SHORT TASK -
Say how many lines include "JSON", with no words around the number.

Stored dataset items -

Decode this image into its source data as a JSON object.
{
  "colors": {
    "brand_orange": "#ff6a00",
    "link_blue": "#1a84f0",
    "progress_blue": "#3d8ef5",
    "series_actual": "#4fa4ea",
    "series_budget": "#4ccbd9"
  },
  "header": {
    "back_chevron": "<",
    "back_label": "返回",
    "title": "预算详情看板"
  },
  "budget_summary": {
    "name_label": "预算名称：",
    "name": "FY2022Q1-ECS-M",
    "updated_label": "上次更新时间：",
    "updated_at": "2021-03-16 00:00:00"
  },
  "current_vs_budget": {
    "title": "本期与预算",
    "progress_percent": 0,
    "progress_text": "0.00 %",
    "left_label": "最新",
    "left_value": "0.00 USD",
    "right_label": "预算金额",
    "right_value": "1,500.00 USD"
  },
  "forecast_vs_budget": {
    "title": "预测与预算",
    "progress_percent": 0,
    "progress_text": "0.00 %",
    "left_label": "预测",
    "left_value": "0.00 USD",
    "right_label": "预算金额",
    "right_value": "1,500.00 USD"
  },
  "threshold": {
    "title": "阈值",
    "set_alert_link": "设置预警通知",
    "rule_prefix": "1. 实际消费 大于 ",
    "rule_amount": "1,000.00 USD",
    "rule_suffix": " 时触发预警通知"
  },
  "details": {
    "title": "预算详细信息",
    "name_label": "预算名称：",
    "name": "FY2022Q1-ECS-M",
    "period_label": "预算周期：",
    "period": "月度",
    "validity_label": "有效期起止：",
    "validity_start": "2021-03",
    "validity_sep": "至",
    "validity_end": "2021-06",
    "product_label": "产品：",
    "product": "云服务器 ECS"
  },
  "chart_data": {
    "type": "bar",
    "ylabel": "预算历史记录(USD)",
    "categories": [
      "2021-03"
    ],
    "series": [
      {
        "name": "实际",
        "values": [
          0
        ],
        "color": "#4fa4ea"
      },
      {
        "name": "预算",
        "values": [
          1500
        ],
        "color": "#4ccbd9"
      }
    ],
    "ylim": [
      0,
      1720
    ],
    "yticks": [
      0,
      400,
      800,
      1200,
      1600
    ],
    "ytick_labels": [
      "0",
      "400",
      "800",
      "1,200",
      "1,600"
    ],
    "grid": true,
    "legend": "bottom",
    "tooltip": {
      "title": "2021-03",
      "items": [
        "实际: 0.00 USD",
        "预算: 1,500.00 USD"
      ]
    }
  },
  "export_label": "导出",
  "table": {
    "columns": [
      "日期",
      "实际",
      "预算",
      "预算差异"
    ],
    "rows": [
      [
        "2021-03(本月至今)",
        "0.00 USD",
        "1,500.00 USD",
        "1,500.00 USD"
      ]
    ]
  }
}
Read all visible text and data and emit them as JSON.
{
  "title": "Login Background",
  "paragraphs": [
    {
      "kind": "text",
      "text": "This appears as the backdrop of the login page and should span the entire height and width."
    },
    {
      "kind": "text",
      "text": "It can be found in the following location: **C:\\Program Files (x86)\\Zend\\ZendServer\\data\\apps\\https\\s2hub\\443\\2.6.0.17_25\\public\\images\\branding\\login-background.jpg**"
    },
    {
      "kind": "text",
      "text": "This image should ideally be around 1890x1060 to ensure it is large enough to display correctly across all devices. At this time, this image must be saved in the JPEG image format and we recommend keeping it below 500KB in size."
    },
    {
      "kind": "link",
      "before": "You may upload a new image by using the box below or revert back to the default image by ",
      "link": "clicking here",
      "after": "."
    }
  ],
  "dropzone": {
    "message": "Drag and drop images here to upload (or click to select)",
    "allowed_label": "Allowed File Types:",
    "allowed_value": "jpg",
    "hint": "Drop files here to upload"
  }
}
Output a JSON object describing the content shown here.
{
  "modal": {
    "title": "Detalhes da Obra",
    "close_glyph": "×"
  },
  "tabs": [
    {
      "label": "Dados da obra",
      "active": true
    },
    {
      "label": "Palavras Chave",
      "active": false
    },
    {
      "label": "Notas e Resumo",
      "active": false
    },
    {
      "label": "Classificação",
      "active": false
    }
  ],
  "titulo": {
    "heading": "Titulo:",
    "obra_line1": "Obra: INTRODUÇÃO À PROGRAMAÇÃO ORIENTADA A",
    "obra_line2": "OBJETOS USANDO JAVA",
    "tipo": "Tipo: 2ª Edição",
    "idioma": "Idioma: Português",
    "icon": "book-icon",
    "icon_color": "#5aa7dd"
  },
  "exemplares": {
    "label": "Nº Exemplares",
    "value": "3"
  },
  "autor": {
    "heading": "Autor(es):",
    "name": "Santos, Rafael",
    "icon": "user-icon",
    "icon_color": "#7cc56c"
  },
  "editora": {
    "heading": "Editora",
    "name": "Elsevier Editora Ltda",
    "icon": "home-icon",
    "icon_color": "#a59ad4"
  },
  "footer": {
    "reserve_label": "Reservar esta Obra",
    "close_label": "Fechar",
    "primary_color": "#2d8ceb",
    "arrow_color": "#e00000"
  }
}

CORRECT RESULT -
3